• [Do this]
In the listing below, locate the lines that hold the string "Observed". Copy those lines.

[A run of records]
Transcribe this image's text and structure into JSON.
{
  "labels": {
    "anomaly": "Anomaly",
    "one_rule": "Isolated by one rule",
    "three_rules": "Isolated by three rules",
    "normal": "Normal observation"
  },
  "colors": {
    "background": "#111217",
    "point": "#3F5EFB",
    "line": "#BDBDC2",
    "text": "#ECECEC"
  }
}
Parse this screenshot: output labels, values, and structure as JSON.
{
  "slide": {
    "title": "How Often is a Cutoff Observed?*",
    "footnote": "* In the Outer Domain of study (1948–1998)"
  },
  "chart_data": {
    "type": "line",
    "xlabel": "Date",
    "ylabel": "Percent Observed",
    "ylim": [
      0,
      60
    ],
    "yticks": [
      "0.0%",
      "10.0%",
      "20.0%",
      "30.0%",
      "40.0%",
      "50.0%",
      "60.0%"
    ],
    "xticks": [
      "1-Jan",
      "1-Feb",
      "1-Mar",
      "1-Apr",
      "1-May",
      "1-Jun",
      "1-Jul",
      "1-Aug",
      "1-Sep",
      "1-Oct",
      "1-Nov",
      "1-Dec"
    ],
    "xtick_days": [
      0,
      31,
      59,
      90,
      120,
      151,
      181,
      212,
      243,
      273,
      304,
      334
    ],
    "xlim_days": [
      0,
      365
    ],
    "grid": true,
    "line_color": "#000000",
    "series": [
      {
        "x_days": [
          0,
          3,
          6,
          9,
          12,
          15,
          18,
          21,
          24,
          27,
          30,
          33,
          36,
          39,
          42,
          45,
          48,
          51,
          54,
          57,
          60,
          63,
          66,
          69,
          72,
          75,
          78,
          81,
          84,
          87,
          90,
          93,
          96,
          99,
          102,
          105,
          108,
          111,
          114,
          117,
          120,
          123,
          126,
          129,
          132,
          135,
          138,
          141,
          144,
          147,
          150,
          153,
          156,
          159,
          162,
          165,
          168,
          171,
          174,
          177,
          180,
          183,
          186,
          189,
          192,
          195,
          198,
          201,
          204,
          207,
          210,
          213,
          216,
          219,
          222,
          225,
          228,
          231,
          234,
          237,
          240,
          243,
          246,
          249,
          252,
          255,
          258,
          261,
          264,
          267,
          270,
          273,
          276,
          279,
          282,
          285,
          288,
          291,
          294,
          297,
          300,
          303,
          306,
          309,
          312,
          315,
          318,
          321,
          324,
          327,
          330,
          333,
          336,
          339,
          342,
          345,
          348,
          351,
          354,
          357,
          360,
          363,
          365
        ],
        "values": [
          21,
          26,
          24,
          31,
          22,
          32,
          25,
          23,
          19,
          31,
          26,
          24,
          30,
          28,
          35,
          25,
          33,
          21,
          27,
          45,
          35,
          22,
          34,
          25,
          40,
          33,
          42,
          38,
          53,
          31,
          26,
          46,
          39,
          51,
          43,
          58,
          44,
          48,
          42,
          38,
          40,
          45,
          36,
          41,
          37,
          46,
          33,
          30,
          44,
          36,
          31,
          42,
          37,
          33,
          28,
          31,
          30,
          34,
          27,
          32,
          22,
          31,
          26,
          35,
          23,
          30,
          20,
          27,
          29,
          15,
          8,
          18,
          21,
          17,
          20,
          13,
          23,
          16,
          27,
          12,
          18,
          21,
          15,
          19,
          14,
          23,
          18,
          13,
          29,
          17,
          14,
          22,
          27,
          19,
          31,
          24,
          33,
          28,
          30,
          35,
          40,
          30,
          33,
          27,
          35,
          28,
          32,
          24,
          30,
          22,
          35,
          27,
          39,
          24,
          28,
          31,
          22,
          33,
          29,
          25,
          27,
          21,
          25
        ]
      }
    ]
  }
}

• [Result for this task]
    "title": "How Often is a Cutoff Observed?*",
    "ylabel": "Percent Observed",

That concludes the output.